- YOUR INSTRUCTIONS -
Pictures do not belong in the copy; quote every entry below exactly.

- PROVIDED DATA -
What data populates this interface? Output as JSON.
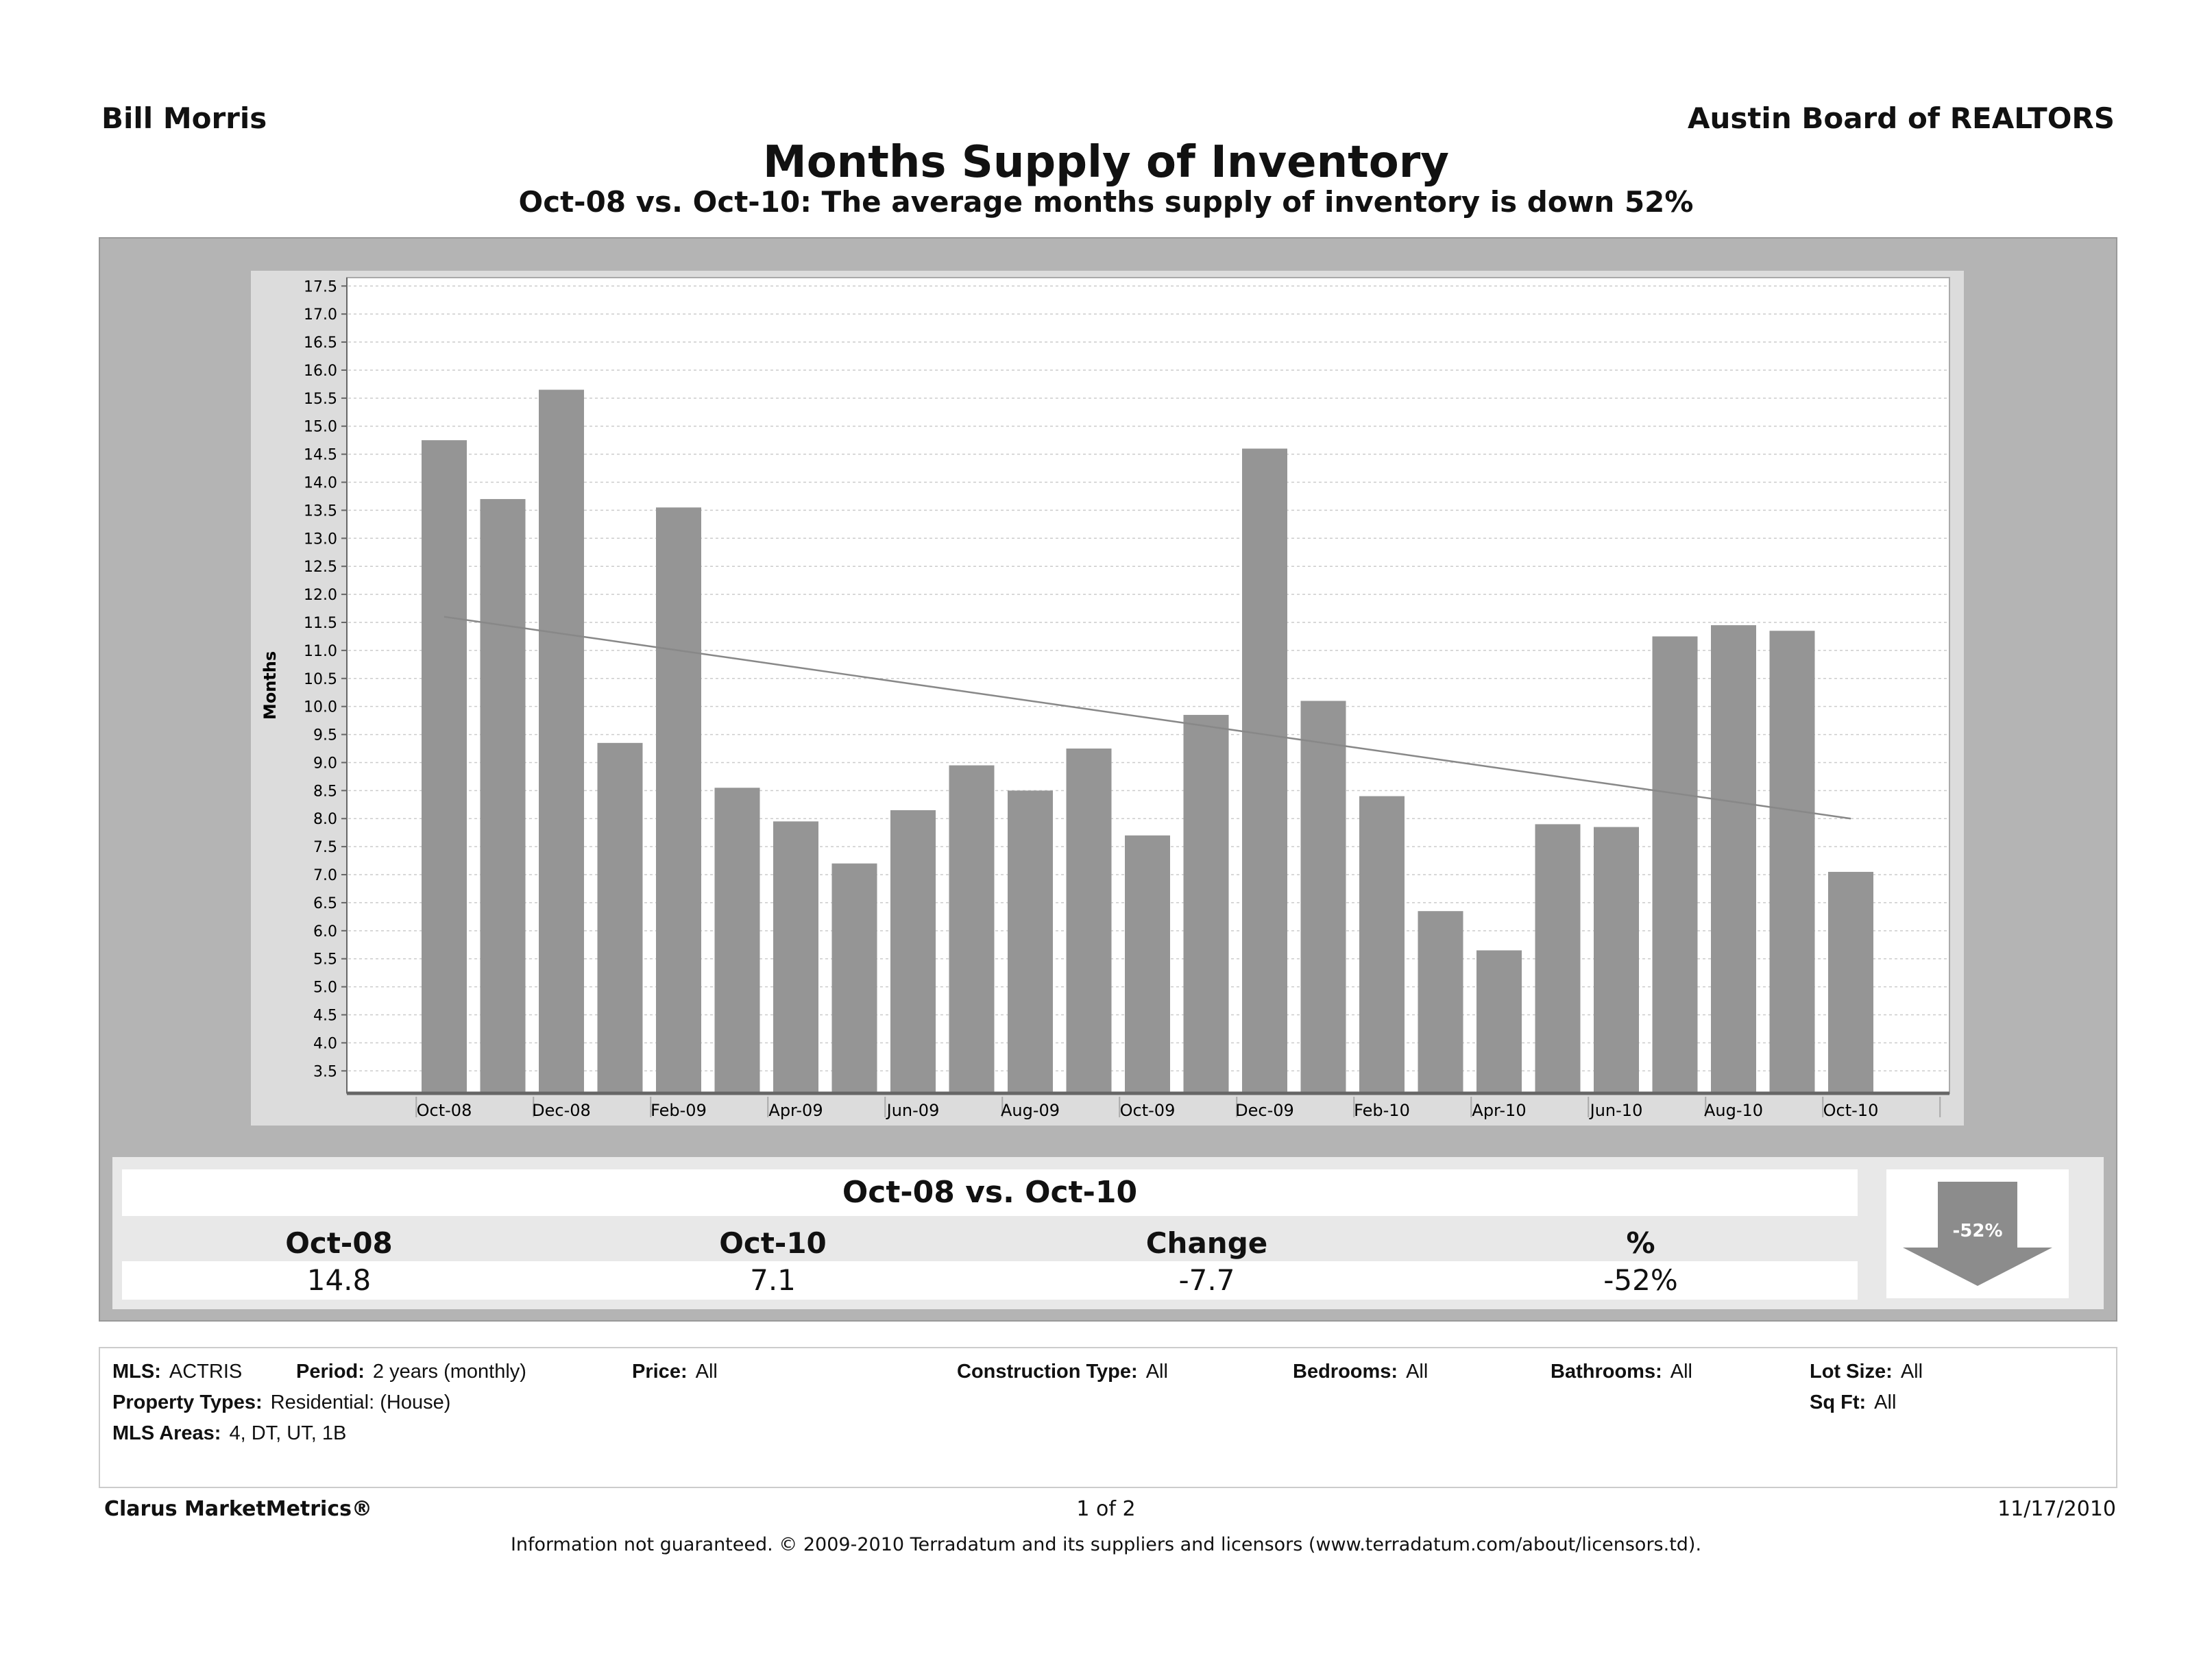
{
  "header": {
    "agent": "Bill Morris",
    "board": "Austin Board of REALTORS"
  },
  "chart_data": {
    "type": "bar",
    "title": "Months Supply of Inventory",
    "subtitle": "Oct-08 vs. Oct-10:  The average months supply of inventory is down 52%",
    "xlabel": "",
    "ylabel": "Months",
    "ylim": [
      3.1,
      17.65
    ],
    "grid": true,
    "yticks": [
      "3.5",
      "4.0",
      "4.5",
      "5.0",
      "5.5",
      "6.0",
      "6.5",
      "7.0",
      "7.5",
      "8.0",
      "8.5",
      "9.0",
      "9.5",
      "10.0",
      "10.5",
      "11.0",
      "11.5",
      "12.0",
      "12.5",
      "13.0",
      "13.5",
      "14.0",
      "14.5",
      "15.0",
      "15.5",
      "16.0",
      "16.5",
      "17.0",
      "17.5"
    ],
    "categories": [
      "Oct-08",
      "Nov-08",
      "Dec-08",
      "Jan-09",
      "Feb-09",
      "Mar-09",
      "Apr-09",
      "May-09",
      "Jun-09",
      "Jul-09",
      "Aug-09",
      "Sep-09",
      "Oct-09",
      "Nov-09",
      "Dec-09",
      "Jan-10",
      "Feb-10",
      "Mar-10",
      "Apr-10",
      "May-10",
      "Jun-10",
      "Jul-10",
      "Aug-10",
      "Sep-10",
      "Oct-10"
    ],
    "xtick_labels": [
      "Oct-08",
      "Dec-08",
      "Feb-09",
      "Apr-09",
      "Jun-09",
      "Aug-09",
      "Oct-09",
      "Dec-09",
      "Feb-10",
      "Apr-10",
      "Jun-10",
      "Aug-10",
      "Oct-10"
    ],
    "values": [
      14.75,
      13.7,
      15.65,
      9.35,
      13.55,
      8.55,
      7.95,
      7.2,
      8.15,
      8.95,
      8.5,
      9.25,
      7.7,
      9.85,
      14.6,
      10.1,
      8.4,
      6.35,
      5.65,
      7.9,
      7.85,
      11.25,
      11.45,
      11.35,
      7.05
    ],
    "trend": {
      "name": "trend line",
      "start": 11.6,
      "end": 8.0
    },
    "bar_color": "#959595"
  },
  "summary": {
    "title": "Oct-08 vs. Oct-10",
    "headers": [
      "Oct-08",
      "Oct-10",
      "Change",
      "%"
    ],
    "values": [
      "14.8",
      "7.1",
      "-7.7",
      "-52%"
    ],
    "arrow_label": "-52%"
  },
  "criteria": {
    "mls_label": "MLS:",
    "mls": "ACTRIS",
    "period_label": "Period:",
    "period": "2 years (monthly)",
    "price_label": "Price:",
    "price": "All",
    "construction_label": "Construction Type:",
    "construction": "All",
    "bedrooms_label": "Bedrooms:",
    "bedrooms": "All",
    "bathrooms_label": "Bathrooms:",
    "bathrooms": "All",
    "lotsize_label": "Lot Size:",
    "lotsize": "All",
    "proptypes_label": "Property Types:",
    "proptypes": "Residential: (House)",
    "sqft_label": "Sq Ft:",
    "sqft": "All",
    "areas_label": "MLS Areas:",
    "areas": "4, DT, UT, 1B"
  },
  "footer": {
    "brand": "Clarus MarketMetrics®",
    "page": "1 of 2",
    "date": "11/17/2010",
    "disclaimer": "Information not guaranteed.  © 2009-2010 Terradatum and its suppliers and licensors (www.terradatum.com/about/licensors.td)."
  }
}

- EXERCISE RESPONSE -
What data populates this interface? Output as JSON.
{
  "header": {
    "agent": "Bill Morris",
    "board": "Austin Board of REALTORS"
  },
  "chart_data": {
    "type": "bar",
    "title": "Months Supply of Inventory",
    "subtitle": "Oct-08 vs. Oct-10:  The average months supply of inventory is down 52%",
    "xlabel": "",
    "ylabel": "Months",
    "ylim": [
      3.1,
      17.65
    ],
    "grid": true,
    "yticks": [
      "3.5",
      "4.0",
      "4.5",
      "5.0",
      "5.5",
      "6.0",
      "6.5",
      "7.0",
      "7.5",
      "8.0",
      "8.5",
      "9.0",
      "9.5",
      "10.0",
      "10.5",
      "11.0",
      "11.5",
      "12.0",
      "12.5",
      "13.0",
      "13.5",
      "14.0",
      "14.5",
      "15.0",
      "15.5",
      "16.0",
      "16.5",
      "17.0",
      "17.5"
    ],
    "categories": [
      "Oct-08",
      "Nov-08",
      "Dec-08",
      "Jan-09",
      "Feb-09",
      "Mar-09",
      "Apr-09",
      "May-09",
      "Jun-09",
      "Jul-09",
      "Aug-09",
      "Sep-09",
      "Oct-09",
      "Nov-09",
      "Dec-09",
      "Jan-10",
      "Feb-10",
      "Mar-10",
      "Apr-10",
      "May-10",
      "Jun-10",
      "Jul-10",
      "Aug-10",
      "Sep-10",
      "Oct-10"
    ],
    "xtick_labels": [
      "Oct-08",
      "Dec-08",
      "Feb-09",
      "Apr-09",
      "Jun-09",
      "Aug-09",
      "Oct-09",
      "Dec-09",
      "Feb-10",
      "Apr-10",
      "Jun-10",
      "Aug-10",
      "Oct-10"
    ],
    "values": [
      14.75,
      13.7,
      15.65,
      9.35,
      13.55,
      8.55,
      7.95,
      7.2,
      8.15,
      8.95,
      8.5,
      9.25,
      7.7,
      9.85,
      14.6,
      10.1,
      8.4,
      6.35,
      5.65,
      7.9,
      7.85,
      11.25,
      11.45,
      11.35,
      7.05
    ],
    "trend": {
      "name": "trend line",
      "start": 11.6,
      "end": 8.0
    },
    "bar_color": "#959595"
  },
  "summary": {
    "title": "Oct-08 vs. Oct-10",
    "headers": [
      "Oct-08",
      "Oct-10",
      "Change",
      "%"
    ],
    "values": [
      "14.8",
      "7.1",
      "-7.7",
      "-52%"
    ],
    "arrow_label": "-52%"
  },
  "criteria": {
    "mls_label": "MLS:",
    "mls": "ACTRIS",
    "period_label": "Period:",
    "period": "2 years (monthly)",
    "price_label": "Price:",
    "price": "All",
    "construction_label": "Construction Type:",
    "construction": "All",
    "bedrooms_label": "Bedrooms:",
    "bedrooms": "All",
    "bathrooms_label": "Bathrooms:",
    "bathrooms": "All",
    "lotsize_label": "Lot Size:",
    "lotsize": "All",
    "proptypes_label": "Property Types:",
    "proptypes": "Residential: (House)",
    "sqft_label": "Sq Ft:",
    "sqft": "All",
    "areas_label": "MLS Areas:",
    "areas": "4, DT, UT, 1B"
  },
  "footer": {
    "brand": "Clarus MarketMetrics®",
    "page": "1 of 2",
    "date": "11/17/2010",
    "disclaimer": "Information not guaranteed.  © 2009-2010 Terradatum and its suppliers and licensors (www.terradatum.com/about/licensors.td)."
  }
}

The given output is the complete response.